▼

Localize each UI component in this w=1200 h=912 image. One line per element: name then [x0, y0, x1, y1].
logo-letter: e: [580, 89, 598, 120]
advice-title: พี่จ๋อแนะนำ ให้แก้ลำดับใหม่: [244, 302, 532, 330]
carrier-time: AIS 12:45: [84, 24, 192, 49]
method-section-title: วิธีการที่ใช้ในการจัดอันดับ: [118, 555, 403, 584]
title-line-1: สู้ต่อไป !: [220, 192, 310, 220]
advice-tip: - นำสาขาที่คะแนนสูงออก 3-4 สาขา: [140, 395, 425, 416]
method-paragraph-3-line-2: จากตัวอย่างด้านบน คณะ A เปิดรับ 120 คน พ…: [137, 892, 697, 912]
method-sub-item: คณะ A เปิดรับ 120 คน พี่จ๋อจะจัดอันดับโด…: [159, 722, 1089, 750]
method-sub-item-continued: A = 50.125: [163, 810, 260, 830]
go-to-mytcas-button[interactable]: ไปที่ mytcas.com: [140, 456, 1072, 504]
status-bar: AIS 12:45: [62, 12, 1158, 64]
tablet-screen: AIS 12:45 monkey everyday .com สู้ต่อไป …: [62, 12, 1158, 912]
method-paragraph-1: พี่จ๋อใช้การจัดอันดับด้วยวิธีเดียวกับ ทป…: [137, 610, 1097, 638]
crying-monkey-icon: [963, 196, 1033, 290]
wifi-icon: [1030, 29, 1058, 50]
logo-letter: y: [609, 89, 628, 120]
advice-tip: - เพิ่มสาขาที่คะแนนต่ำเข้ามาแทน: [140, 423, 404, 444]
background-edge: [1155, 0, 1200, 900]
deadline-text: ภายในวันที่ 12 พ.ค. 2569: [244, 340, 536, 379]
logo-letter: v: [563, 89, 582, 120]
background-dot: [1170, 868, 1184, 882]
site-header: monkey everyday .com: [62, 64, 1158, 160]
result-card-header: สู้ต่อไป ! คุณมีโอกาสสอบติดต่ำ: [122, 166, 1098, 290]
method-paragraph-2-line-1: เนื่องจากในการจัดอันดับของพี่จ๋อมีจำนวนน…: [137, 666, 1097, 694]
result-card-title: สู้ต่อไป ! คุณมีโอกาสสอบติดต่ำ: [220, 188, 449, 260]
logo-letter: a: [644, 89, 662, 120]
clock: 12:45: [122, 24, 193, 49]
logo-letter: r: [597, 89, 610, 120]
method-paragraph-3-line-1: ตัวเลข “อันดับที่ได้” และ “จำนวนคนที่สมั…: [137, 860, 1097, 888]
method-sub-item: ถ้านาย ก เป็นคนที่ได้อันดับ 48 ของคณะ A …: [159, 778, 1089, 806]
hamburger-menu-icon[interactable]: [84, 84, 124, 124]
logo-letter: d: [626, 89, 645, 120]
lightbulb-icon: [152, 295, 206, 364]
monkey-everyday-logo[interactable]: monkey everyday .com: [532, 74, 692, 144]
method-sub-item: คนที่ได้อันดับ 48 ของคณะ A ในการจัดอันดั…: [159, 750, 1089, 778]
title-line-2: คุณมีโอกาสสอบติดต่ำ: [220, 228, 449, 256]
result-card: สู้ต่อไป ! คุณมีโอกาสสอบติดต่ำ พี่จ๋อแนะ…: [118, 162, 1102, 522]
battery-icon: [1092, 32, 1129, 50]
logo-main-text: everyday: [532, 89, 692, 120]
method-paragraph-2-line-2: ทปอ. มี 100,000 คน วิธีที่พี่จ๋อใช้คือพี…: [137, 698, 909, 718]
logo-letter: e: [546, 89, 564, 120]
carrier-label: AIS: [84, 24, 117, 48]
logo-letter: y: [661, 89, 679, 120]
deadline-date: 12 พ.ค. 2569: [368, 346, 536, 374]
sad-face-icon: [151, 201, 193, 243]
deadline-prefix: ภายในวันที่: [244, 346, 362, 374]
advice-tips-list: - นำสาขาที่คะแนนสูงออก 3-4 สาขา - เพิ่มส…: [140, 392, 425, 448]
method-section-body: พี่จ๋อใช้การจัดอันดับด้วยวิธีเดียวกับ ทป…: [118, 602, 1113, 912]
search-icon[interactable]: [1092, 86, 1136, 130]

▲

OBJECTIVE: Extract word for word the lines of the material, starting at its very first line and ending at the line that contains "tablet-screen: AIS 12:45", with both of those lines included.

IN RESPONSE:
Localize each UI component in this w=1200 h=912 image. One line per element: name then [x0, y0, x1, y1].
logo-letter: e: [580, 89, 598, 120]
advice-title: พี่จ๋อแนะนำ ให้แก้ลำดับใหม่: [244, 302, 532, 330]
carrier-time: AIS 12:45: [84, 24, 192, 49]
method-section-title: วิธีการที่ใช้ในการจัดอันดับ: [118, 555, 403, 584]
title-line-1: สู้ต่อไป !: [220, 192, 310, 220]
advice-tip: - นำสาขาที่คะแนนสูงออก 3-4 สาขา: [140, 395, 425, 416]
method-paragraph-3-line-2: จากตัวอย่างด้านบน คณะ A เปิดรับ 120 คน พ…: [137, 892, 697, 912]
method-sub-item: คณะ A เปิดรับ 120 คน พี่จ๋อจะจัดอันดับโด…: [159, 722, 1089, 750]
method-sub-item-continued: A = 50.125: [163, 810, 260, 830]
go-to-mytcas-button[interactable]: ไปที่ mytcas.com: [140, 456, 1072, 504]
status-bar: AIS 12:45: [62, 12, 1158, 64]
tablet-screen: AIS 12:45 monkey everyday .com สู้ต่อไป …: [62, 12, 1158, 912]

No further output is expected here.